Prompt:
Leave out the pictures and reproduce all of the data exactly.

----

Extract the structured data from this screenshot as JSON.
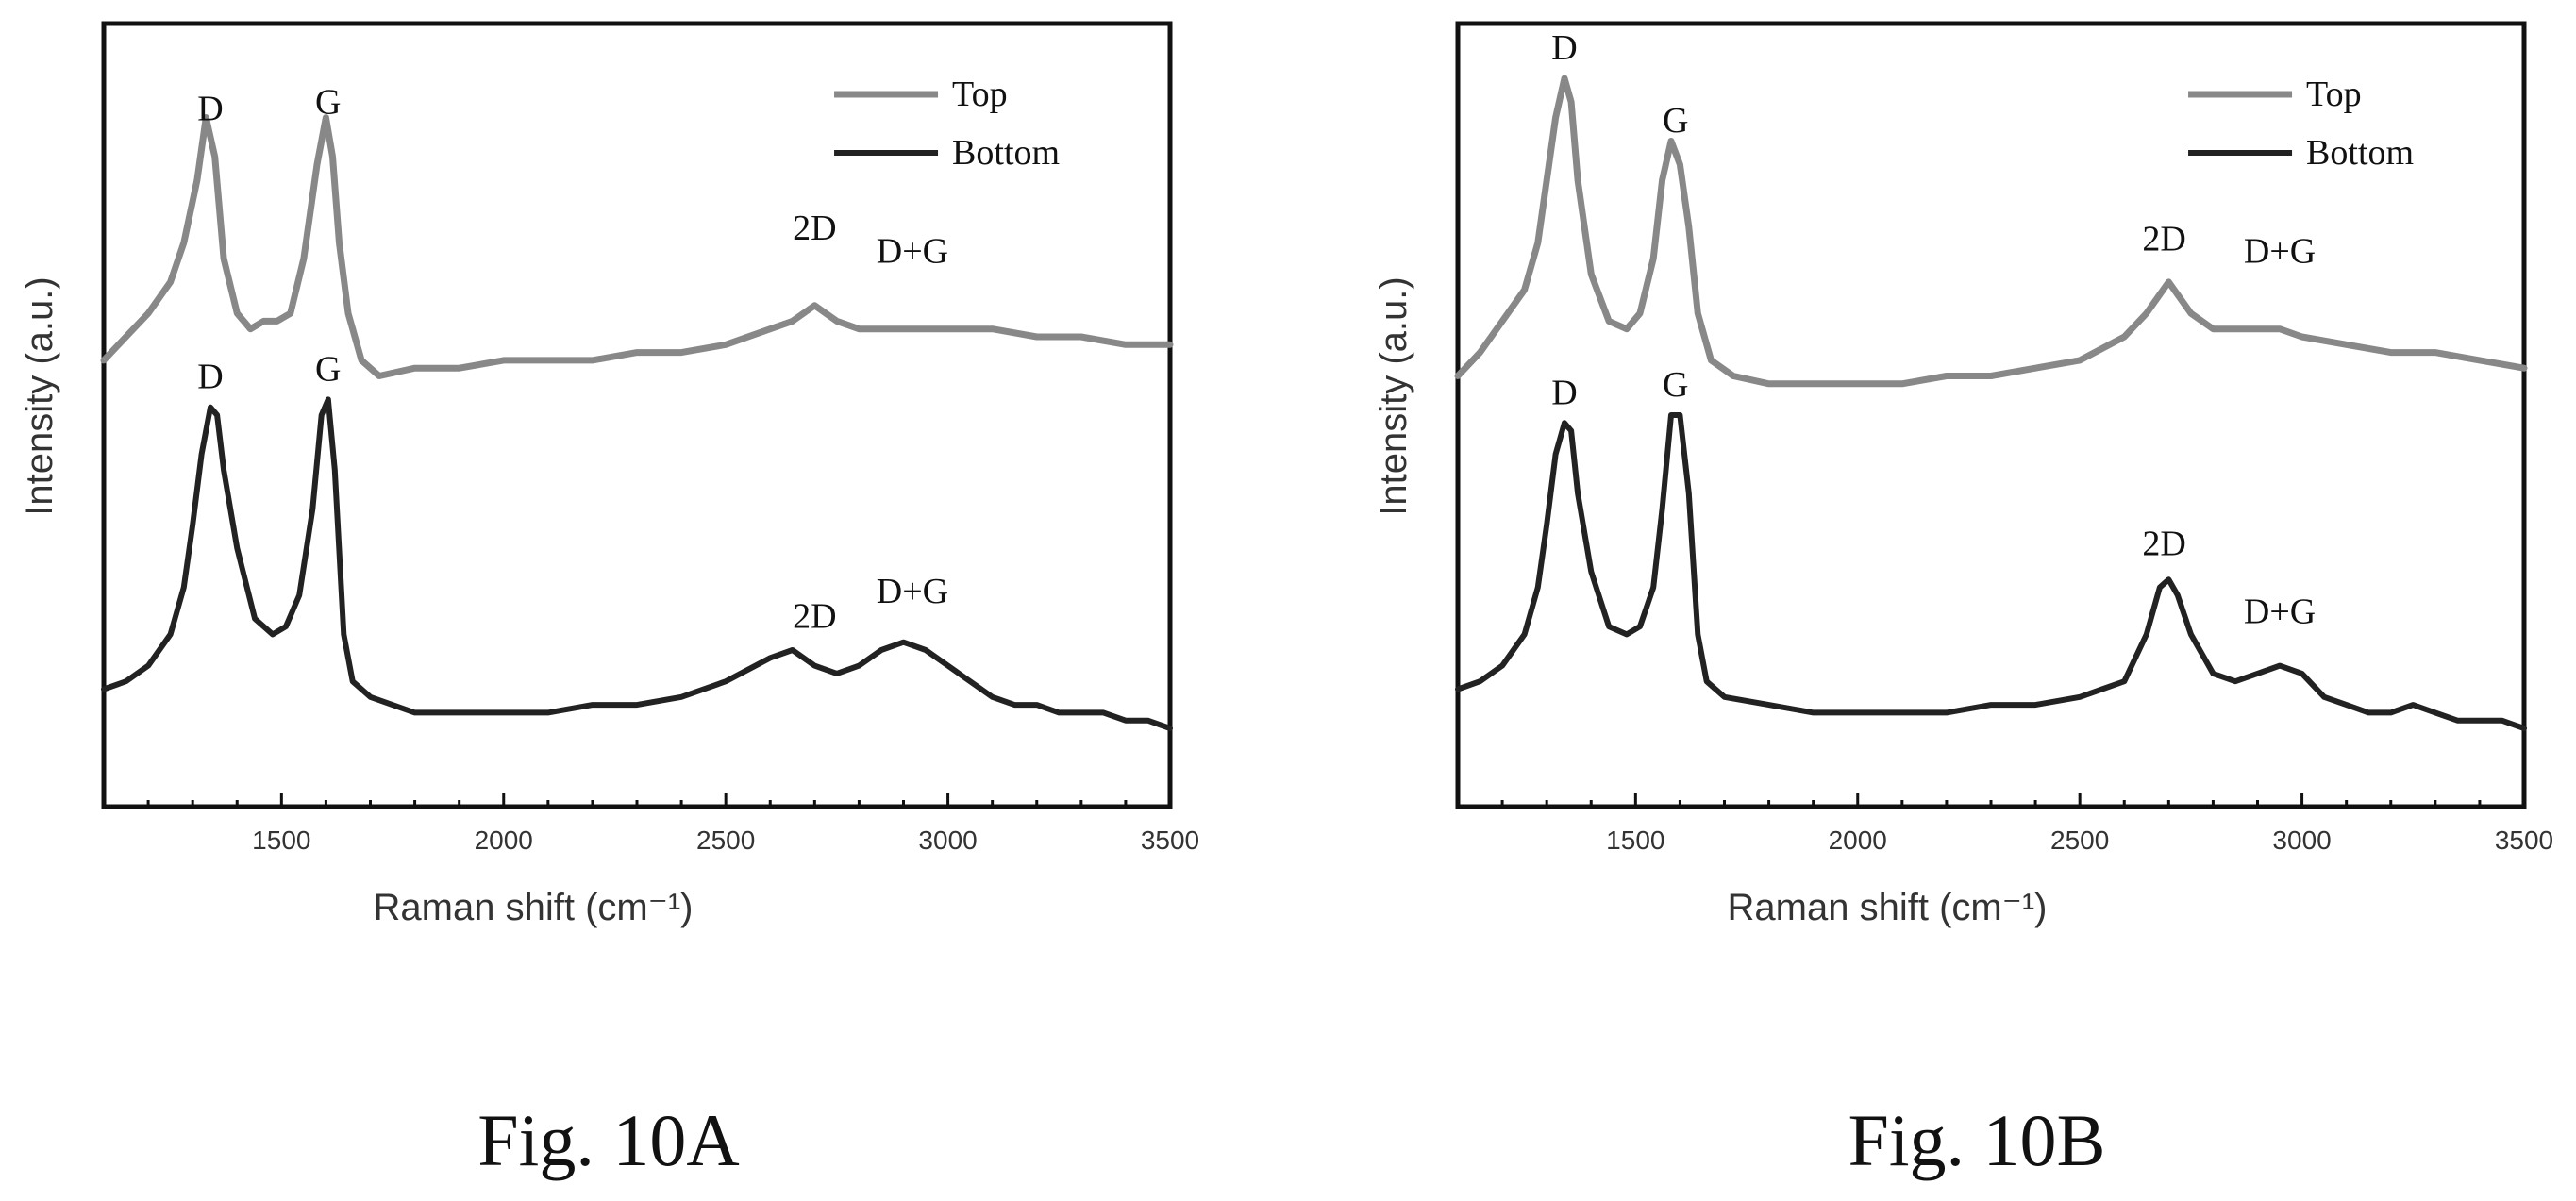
{
  "chart_data": [
    {
      "type": "line",
      "caption": "Fig. 10A",
      "xlabel": "Raman shift (cm⁻¹)",
      "ylabel": "Intensity (a.u.)",
      "xlim": [
        1100,
        3500
      ],
      "ylim": [
        0,
        100
      ],
      "xticks": [
        1500,
        2000,
        2500,
        3000,
        3500
      ],
      "y_tick_labels": false,
      "grid": false,
      "legend": {
        "position": "top-right",
        "entries": [
          "Top",
          "Bottom"
        ]
      },
      "series": [
        {
          "name": "Top",
          "color": "#888888",
          "x": [
            1100,
            1150,
            1200,
            1250,
            1280,
            1310,
            1330,
            1350,
            1370,
            1400,
            1430,
            1460,
            1490,
            1520,
            1550,
            1580,
            1600,
            1615,
            1630,
            1650,
            1680,
            1720,
            1800,
            1900,
            2000,
            2100,
            2200,
            2300,
            2400,
            2500,
            2600,
            2650,
            2700,
            2750,
            2800,
            2900,
            3000,
            3100,
            3200,
            3300,
            3400,
            3500
          ],
          "y": [
            57,
            60,
            63,
            67,
            72,
            80,
            88,
            83,
            70,
            63,
            61,
            62,
            62,
            63,
            70,
            82,
            88,
            83,
            72,
            63,
            57,
            55,
            56,
            56,
            57,
            57,
            57,
            58,
            58,
            59,
            61,
            62,
            64,
            62,
            61,
            61,
            61,
            61,
            60,
            60,
            59,
            59
          ]
        },
        {
          "name": "Bottom",
          "color": "#222222",
          "x": [
            1100,
            1150,
            1200,
            1250,
            1280,
            1300,
            1320,
            1340,
            1355,
            1370,
            1400,
            1440,
            1480,
            1510,
            1540,
            1570,
            1590,
            1605,
            1620,
            1640,
            1660,
            1700,
            1800,
            1900,
            2000,
            2100,
            2200,
            2300,
            2400,
            2500,
            2600,
            2650,
            2700,
            2750,
            2800,
            2850,
            2900,
            2950,
            3000,
            3050,
            3100,
            3150,
            3200,
            3250,
            3300,
            3350,
            3400,
            3450,
            3500
          ],
          "y": [
            15,
            16,
            18,
            22,
            28,
            36,
            45,
            51,
            50,
            43,
            33,
            24,
            22,
            23,
            27,
            38,
            50,
            52,
            43,
            22,
            16,
            14,
            12,
            12,
            12,
            12,
            13,
            13,
            14,
            16,
            19,
            20,
            18,
            17,
            18,
            20,
            21,
            20,
            18,
            16,
            14,
            13,
            13,
            12,
            12,
            12,
            11,
            11,
            10
          ]
        }
      ],
      "annotations": [
        {
          "text": "D",
          "series": "Top",
          "x": 1340
        },
        {
          "text": "G",
          "series": "Top",
          "x": 1605
        },
        {
          "text": "2D",
          "series": "Top",
          "x": 2700
        },
        {
          "text": "D+G",
          "series": "Top",
          "x": 2920
        },
        {
          "text": "D",
          "series": "Bottom",
          "x": 1340
        },
        {
          "text": "G",
          "series": "Bottom",
          "x": 1605
        },
        {
          "text": "2D",
          "series": "Bottom",
          "x": 2700
        },
        {
          "text": "D+G",
          "series": "Bottom",
          "x": 2920
        }
      ]
    },
    {
      "type": "line",
      "caption": "Fig. 10B",
      "xlabel": "Raman shift (cm⁻¹)",
      "ylabel": "Intensity (a.u.)",
      "xlim": [
        1100,
        3500
      ],
      "ylim": [
        0,
        100
      ],
      "xticks": [
        1500,
        2000,
        2500,
        3000,
        3500
      ],
      "y_tick_labels": false,
      "grid": false,
      "legend": {
        "position": "top-right",
        "entries": [
          "Top",
          "Bottom"
        ]
      },
      "series": [
        {
          "name": "Top",
          "color": "#888888",
          "x": [
            1100,
            1150,
            1200,
            1250,
            1280,
            1300,
            1320,
            1340,
            1355,
            1370,
            1400,
            1440,
            1480,
            1510,
            1540,
            1560,
            1580,
            1600,
            1620,
            1640,
            1670,
            1720,
            1800,
            1900,
            2000,
            2100,
            2200,
            2300,
            2400,
            2500,
            2600,
            2650,
            2700,
            2750,
            2800,
            2850,
            2900,
            2950,
            3000,
            3100,
            3200,
            3300,
            3400,
            3500
          ],
          "y": [
            55,
            58,
            62,
            66,
            72,
            80,
            88,
            93,
            90,
            80,
            68,
            62,
            61,
            63,
            70,
            80,
            85,
            82,
            74,
            63,
            57,
            55,
            54,
            54,
            54,
            54,
            55,
            55,
            56,
            57,
            60,
            63,
            67,
            63,
            61,
            61,
            61,
            61,
            60,
            59,
            58,
            58,
            57,
            56
          ]
        },
        {
          "name": "Bottom",
          "color": "#222222",
          "x": [
            1100,
            1150,
            1200,
            1250,
            1280,
            1300,
            1320,
            1340,
            1355,
            1370,
            1400,
            1440,
            1480,
            1510,
            1540,
            1560,
            1580,
            1600,
            1620,
            1640,
            1660,
            1700,
            1800,
            1900,
            2000,
            2100,
            2200,
            2300,
            2400,
            2500,
            2550,
            2600,
            2650,
            2680,
            2700,
            2720,
            2750,
            2800,
            2850,
            2900,
            2950,
            3000,
            3050,
            3100,
            3150,
            3200,
            3250,
            3300,
            3350,
            3400,
            3450,
            3500
          ],
          "y": [
            15,
            16,
            18,
            22,
            28,
            36,
            45,
            49,
            48,
            40,
            30,
            23,
            22,
            23,
            28,
            38,
            50,
            50,
            40,
            22,
            16,
            14,
            13,
            12,
            12,
            12,
            12,
            13,
            13,
            14,
            15,
            16,
            22,
            28,
            29,
            27,
            22,
            17,
            16,
            17,
            18,
            17,
            14,
            13,
            12,
            12,
            13,
            12,
            11,
            11,
            11,
            10
          ]
        }
      ],
      "annotations": [
        {
          "text": "D",
          "series": "Top",
          "x": 1340
        },
        {
          "text": "G",
          "series": "Top",
          "x": 1590
        },
        {
          "text": "2D",
          "series": "Top",
          "x": 2690
        },
        {
          "text": "D+G",
          "series": "Top",
          "x": 2950
        },
        {
          "text": "D",
          "series": "Bottom",
          "x": 1340
        },
        {
          "text": "G",
          "series": "Bottom",
          "x": 1590
        },
        {
          "text": "2D",
          "series": "Bottom",
          "x": 2690
        },
        {
          "text": "D+G",
          "series": "Bottom",
          "x": 2950
        }
      ]
    }
  ]
}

----

Task response:
Extract the structured data from this screenshot as JSON.
{
  "chart_data": [
    {
      "type": "line",
      "caption": "Fig. 10A",
      "xlabel": "Raman shift (cm⁻¹)",
      "ylabel": "Intensity (a.u.)",
      "xlim": [
        1100,
        3500
      ],
      "ylim": [
        0,
        100
      ],
      "xticks": [
        1500,
        2000,
        2500,
        3000,
        3500
      ],
      "y_tick_labels": false,
      "grid": false,
      "legend": {
        "position": "top-right",
        "entries": [
          "Top",
          "Bottom"
        ]
      },
      "series": [
        {
          "name": "Top",
          "color": "#888888",
          "x": [
            1100,
            1150,
            1200,
            1250,
            1280,
            1310,
            1330,
            1350,
            1370,
            1400,
            1430,
            1460,
            1490,
            1520,
            1550,
            1580,
            1600,
            1615,
            1630,
            1650,
            1680,
            1720,
            1800,
            1900,
            2000,
            2100,
            2200,
            2300,
            2400,
            2500,
            2600,
            2650,
            2700,
            2750,
            2800,
            2900,
            3000,
            3100,
            3200,
            3300,
            3400,
            3500
          ],
          "y": [
            57,
            60,
            63,
            67,
            72,
            80,
            88,
            83,
            70,
            63,
            61,
            62,
            62,
            63,
            70,
            82,
            88,
            83,
            72,
            63,
            57,
            55,
            56,
            56,
            57,
            57,
            57,
            58,
            58,
            59,
            61,
            62,
            64,
            62,
            61,
            61,
            61,
            61,
            60,
            60,
            59,
            59
          ]
        },
        {
          "name": "Bottom",
          "color": "#222222",
          "x": [
            1100,
            1150,
            1200,
            1250,
            1280,
            1300,
            1320,
            1340,
            1355,
            1370,
            1400,
            1440,
            1480,
            1510,
            1540,
            1570,
            1590,
            1605,
            1620,
            1640,
            1660,
            1700,
            1800,
            1900,
            2000,
            2100,
            2200,
            2300,
            2400,
            2500,
            2600,
            2650,
            2700,
            2750,
            2800,
            2850,
            2900,
            2950,
            3000,
            3050,
            3100,
            3150,
            3200,
            3250,
            3300,
            3350,
            3400,
            3450,
            3500
          ],
          "y": [
            15,
            16,
            18,
            22,
            28,
            36,
            45,
            51,
            50,
            43,
            33,
            24,
            22,
            23,
            27,
            38,
            50,
            52,
            43,
            22,
            16,
            14,
            12,
            12,
            12,
            12,
            13,
            13,
            14,
            16,
            19,
            20,
            18,
            17,
            18,
            20,
            21,
            20,
            18,
            16,
            14,
            13,
            13,
            12,
            12,
            12,
            11,
            11,
            10
          ]
        }
      ],
      "annotations": [
        {
          "text": "D",
          "series": "Top",
          "x": 1340
        },
        {
          "text": "G",
          "series": "Top",
          "x": 1605
        },
        {
          "text": "2D",
          "series": "Top",
          "x": 2700
        },
        {
          "text": "D+G",
          "series": "Top",
          "x": 2920
        },
        {
          "text": "D",
          "series": "Bottom",
          "x": 1340
        },
        {
          "text": "G",
          "series": "Bottom",
          "x": 1605
        },
        {
          "text": "2D",
          "series": "Bottom",
          "x": 2700
        },
        {
          "text": "D+G",
          "series": "Bottom",
          "x": 2920
        }
      ]
    },
    {
      "type": "line",
      "caption": "Fig. 10B",
      "xlabel": "Raman shift (cm⁻¹)",
      "ylabel": "Intensity (a.u.)",
      "xlim": [
        1100,
        3500
      ],
      "ylim": [
        0,
        100
      ],
      "xticks": [
        1500,
        2000,
        2500,
        3000,
        3500
      ],
      "y_tick_labels": false,
      "grid": false,
      "legend": {
        "position": "top-right",
        "entries": [
          "Top",
          "Bottom"
        ]
      },
      "series": [
        {
          "name": "Top",
          "color": "#888888",
          "x": [
            1100,
            1150,
            1200,
            1250,
            1280,
            1300,
            1320,
            1340,
            1355,
            1370,
            1400,
            1440,
            1480,
            1510,
            1540,
            1560,
            1580,
            1600,
            1620,
            1640,
            1670,
            1720,
            1800,
            1900,
            2000,
            2100,
            2200,
            2300,
            2400,
            2500,
            2600,
            2650,
            2700,
            2750,
            2800,
            2850,
            2900,
            2950,
            3000,
            3100,
            3200,
            3300,
            3400,
            3500
          ],
          "y": [
            55,
            58,
            62,
            66,
            72,
            80,
            88,
            93,
            90,
            80,
            68,
            62,
            61,
            63,
            70,
            80,
            85,
            82,
            74,
            63,
            57,
            55,
            54,
            54,
            54,
            54,
            55,
            55,
            56,
            57,
            60,
            63,
            67,
            63,
            61,
            61,
            61,
            61,
            60,
            59,
            58,
            58,
            57,
            56
          ]
        },
        {
          "name": "Bottom",
          "color": "#222222",
          "x": [
            1100,
            1150,
            1200,
            1250,
            1280,
            1300,
            1320,
            1340,
            1355,
            1370,
            1400,
            1440,
            1480,
            1510,
            1540,
            1560,
            1580,
            1600,
            1620,
            1640,
            1660,
            1700,
            1800,
            1900,
            2000,
            2100,
            2200,
            2300,
            2400,
            2500,
            2550,
            2600,
            2650,
            2680,
            2700,
            2720,
            2750,
            2800,
            2850,
            2900,
            2950,
            3000,
            3050,
            3100,
            3150,
            3200,
            3250,
            3300,
            3350,
            3400,
            3450,
            3500
          ],
          "y": [
            15,
            16,
            18,
            22,
            28,
            36,
            45,
            49,
            48,
            40,
            30,
            23,
            22,
            23,
            28,
            38,
            50,
            50,
            40,
            22,
            16,
            14,
            13,
            12,
            12,
            12,
            12,
            13,
            13,
            14,
            15,
            16,
            22,
            28,
            29,
            27,
            22,
            17,
            16,
            17,
            18,
            17,
            14,
            13,
            12,
            12,
            13,
            12,
            11,
            11,
            11,
            10
          ]
        }
      ],
      "annotations": [
        {
          "text": "D",
          "series": "Top",
          "x": 1340
        },
        {
          "text": "G",
          "series": "Top",
          "x": 1590
        },
        {
          "text": "2D",
          "series": "Top",
          "x": 2690
        },
        {
          "text": "D+G",
          "series": "Top",
          "x": 2950
        },
        {
          "text": "D",
          "series": "Bottom",
          "x": 1340
        },
        {
          "text": "G",
          "series": "Bottom",
          "x": 1590
        },
        {
          "text": "2D",
          "series": "Bottom",
          "x": 2690
        },
        {
          "text": "D+G",
          "series": "Bottom",
          "x": 2950
        }
      ]
    }
  ]
}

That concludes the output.